What this task involves> Copy all lines below containing "Giesonschen".
— Begin —
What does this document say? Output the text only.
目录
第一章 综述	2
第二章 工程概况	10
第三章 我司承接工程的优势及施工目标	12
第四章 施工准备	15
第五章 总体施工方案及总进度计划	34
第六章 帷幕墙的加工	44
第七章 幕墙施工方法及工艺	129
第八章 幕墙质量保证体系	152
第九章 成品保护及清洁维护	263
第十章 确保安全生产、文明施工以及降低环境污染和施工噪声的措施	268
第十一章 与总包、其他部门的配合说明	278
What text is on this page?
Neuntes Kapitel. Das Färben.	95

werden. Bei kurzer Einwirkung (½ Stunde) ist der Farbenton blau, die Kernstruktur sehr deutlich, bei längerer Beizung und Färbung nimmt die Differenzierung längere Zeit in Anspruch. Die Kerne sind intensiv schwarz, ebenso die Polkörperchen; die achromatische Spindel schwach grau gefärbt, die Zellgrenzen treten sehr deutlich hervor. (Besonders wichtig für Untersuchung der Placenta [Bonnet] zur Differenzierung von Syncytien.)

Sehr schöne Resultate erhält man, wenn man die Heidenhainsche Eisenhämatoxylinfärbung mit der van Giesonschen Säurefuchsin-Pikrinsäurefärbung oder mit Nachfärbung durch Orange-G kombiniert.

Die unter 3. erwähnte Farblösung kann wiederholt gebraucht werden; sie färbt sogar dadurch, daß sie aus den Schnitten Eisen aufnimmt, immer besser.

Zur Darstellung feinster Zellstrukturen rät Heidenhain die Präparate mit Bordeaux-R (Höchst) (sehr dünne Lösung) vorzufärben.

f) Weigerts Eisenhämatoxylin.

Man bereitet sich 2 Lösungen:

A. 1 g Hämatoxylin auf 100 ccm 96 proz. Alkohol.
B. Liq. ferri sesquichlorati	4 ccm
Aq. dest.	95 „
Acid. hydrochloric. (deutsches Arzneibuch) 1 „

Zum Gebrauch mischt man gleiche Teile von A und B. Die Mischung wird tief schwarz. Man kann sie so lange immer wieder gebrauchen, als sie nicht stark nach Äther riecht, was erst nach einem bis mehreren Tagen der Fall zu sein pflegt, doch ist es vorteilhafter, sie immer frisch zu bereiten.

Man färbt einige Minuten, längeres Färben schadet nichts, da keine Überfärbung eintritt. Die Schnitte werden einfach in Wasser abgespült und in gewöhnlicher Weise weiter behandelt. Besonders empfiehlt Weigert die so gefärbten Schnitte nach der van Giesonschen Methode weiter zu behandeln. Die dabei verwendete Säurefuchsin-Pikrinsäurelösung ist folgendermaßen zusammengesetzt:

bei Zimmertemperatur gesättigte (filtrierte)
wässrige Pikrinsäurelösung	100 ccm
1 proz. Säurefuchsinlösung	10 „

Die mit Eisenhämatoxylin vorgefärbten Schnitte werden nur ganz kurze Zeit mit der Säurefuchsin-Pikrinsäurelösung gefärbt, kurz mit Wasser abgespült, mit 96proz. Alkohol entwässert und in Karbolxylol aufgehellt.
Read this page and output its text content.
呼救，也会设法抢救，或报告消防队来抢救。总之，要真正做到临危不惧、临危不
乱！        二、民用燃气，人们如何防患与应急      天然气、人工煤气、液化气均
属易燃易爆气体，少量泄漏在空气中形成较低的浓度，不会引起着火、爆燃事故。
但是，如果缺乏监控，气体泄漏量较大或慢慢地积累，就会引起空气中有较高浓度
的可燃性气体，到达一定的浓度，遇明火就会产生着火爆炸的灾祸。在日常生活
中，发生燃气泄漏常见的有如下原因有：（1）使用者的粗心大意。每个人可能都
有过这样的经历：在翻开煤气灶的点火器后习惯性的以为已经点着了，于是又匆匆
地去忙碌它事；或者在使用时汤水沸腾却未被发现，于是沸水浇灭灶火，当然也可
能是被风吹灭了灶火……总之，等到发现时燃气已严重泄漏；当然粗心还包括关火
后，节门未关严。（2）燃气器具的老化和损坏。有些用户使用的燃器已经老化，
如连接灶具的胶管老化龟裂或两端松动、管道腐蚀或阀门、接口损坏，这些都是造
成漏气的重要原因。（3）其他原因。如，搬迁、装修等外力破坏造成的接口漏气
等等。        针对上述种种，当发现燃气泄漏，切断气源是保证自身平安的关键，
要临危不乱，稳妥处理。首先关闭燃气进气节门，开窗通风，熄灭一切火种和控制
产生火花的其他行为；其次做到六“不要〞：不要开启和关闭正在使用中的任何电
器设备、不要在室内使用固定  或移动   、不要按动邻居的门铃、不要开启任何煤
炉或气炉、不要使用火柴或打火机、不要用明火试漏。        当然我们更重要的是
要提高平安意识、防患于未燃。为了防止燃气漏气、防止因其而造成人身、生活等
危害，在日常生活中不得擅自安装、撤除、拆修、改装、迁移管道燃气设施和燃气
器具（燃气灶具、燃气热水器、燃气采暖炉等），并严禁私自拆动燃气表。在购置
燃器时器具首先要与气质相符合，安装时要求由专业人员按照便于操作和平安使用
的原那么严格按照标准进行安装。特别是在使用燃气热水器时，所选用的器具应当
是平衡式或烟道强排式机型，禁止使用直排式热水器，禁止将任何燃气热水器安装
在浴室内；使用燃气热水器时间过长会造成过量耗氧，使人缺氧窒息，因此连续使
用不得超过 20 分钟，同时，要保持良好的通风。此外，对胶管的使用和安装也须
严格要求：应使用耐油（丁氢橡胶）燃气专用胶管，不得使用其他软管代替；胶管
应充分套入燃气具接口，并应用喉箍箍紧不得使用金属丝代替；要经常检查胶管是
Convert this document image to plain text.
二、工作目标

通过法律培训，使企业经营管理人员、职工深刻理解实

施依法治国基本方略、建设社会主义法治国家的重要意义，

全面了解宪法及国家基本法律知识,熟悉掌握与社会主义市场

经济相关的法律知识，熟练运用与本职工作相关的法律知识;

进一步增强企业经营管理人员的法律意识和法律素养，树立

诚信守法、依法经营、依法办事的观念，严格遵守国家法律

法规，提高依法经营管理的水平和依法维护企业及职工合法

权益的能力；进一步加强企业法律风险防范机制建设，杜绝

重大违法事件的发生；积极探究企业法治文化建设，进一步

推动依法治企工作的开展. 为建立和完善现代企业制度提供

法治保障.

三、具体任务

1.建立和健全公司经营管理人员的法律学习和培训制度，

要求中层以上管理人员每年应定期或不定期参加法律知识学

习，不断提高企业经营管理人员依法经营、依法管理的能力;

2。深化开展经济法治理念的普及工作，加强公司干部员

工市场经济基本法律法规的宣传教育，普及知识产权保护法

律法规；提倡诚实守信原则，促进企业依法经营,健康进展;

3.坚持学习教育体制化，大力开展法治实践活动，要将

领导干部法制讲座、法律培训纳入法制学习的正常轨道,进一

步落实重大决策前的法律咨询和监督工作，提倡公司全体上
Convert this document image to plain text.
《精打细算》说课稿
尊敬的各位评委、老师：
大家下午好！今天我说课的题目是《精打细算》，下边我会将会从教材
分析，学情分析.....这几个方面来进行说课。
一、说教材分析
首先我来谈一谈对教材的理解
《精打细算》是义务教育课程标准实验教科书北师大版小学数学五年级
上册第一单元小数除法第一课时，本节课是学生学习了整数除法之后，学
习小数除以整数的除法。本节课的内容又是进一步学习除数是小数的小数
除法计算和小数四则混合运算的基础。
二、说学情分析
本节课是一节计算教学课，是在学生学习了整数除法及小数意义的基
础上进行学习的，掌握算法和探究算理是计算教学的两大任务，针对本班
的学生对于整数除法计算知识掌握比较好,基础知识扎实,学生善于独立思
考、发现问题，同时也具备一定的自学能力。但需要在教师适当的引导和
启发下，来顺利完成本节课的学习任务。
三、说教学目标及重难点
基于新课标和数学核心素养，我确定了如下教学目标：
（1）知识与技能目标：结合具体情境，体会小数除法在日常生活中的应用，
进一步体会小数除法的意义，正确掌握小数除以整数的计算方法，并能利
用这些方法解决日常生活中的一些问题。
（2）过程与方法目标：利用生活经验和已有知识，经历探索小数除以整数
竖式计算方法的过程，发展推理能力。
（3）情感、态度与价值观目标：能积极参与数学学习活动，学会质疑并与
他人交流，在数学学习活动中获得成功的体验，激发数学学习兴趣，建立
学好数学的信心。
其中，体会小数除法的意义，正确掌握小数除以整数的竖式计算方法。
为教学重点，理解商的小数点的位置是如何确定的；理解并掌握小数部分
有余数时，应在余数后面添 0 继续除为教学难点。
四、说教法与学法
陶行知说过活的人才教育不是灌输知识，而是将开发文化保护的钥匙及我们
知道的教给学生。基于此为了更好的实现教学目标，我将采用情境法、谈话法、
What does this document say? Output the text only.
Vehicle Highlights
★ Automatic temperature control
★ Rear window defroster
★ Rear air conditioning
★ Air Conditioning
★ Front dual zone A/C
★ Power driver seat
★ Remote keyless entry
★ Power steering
— End —
Solution>
Sehr schöne Resultate erhält man, wenn man die Heidenhainsche Eisenhämatoxylinfärbung mit der van Giesonschen Säurefuchsin-Pikrinsäurefärbung oder mit Nachfärbung durch Orange-G kombiniert.
Man färbt einige Minuten, längeres Färben schadet nichts, da keine Überfärbung eintritt. Die Schnitte werden einfach in Wasser abgespült und in gewöhnlicher Weise weiter behandelt. Besonders empfiehlt Weigert die so gefärbten Schnitte nach der van Giesonschen Methode weiter zu behandeln. Die dabei verwendete Säurefuchsin-Pikrinsäurelösung ist folgendermaßen zusammengesetzt:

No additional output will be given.